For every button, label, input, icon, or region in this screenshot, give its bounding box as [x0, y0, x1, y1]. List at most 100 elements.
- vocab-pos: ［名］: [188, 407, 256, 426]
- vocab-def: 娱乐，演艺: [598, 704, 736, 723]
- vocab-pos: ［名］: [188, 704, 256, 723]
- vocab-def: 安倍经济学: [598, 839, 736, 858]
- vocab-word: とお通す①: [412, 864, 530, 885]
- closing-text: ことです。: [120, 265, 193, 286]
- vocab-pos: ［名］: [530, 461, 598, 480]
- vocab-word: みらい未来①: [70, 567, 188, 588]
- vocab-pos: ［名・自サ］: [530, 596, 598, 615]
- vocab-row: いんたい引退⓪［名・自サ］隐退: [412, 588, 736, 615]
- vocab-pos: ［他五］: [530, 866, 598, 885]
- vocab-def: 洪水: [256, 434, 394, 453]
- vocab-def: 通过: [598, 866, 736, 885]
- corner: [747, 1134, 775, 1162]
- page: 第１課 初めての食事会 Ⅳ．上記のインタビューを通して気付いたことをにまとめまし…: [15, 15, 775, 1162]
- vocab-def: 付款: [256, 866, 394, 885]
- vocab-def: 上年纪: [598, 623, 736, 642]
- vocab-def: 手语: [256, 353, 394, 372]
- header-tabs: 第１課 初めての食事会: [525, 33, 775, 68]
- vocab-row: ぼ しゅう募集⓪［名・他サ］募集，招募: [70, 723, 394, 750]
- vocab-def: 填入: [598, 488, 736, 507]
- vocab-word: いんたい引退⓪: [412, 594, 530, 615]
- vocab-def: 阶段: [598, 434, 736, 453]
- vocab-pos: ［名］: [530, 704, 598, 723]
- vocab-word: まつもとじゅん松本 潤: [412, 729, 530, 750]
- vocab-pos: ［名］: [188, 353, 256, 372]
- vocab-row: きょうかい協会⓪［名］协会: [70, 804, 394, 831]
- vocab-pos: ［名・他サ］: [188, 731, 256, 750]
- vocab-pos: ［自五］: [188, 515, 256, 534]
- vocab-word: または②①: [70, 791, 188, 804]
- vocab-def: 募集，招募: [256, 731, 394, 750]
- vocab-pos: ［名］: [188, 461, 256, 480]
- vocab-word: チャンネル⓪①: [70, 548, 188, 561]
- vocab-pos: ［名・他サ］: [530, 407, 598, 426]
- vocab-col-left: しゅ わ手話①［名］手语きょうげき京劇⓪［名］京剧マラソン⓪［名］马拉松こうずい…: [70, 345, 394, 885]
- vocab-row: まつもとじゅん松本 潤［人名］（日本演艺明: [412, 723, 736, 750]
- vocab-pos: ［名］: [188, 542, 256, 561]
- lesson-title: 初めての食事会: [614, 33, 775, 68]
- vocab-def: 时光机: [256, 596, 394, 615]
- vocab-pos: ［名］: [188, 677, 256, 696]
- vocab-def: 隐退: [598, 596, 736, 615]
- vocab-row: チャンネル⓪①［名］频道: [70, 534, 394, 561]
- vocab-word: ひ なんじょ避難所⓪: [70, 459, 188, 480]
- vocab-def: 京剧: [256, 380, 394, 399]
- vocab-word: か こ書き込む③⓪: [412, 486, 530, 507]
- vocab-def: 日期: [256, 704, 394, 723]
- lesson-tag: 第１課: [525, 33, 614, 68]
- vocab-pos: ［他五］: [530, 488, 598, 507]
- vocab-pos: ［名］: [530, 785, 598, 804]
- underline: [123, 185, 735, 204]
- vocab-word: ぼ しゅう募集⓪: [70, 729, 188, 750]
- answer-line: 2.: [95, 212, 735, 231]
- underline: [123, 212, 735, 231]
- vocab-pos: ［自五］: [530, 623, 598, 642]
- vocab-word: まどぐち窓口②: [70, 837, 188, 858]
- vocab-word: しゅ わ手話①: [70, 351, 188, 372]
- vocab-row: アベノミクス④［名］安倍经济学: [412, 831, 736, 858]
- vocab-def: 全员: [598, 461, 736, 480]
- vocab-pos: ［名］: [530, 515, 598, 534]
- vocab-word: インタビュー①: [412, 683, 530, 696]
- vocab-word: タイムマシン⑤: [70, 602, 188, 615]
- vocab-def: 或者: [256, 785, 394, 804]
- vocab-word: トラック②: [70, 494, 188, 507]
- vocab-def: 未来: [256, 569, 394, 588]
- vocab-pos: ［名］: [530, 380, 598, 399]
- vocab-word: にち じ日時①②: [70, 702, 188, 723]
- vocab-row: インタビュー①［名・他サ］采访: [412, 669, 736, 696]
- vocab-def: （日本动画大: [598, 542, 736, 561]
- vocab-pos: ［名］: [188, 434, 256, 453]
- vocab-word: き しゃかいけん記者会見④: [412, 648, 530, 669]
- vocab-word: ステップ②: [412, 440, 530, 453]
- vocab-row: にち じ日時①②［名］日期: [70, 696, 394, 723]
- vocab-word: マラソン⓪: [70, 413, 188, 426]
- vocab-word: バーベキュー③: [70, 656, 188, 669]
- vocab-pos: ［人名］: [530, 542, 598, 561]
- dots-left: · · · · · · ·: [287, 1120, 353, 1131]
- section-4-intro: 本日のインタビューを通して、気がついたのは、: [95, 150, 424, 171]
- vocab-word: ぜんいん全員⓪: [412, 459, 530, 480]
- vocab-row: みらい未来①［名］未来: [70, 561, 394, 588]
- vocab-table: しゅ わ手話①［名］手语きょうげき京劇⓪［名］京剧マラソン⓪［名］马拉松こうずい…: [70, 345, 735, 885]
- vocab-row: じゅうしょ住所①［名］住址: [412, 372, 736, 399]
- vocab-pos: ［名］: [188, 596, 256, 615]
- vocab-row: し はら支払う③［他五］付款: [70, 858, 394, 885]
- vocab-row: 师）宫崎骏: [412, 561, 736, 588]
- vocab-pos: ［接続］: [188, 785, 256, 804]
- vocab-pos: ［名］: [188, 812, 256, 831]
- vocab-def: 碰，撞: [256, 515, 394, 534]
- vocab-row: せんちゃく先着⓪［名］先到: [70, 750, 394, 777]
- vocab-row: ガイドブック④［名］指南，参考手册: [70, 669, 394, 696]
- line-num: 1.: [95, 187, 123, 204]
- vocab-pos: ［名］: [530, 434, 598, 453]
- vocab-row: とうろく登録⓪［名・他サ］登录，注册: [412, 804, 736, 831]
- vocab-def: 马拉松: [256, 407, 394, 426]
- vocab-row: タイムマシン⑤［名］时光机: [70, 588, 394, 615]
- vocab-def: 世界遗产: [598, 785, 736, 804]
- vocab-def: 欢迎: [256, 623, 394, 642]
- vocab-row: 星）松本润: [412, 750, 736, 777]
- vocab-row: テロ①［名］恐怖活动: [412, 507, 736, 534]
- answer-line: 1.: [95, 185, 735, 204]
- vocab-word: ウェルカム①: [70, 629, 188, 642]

####################

Collect each line of the records above that contains the string "まつもとじゅん松本". Case matters.

- vocab-word: まつもとじゅん松本 潤: [412, 729, 530, 750]
- vocab-row: まつもとじゅん松本 潤［人名］（日本演艺明: [412, 723, 736, 750]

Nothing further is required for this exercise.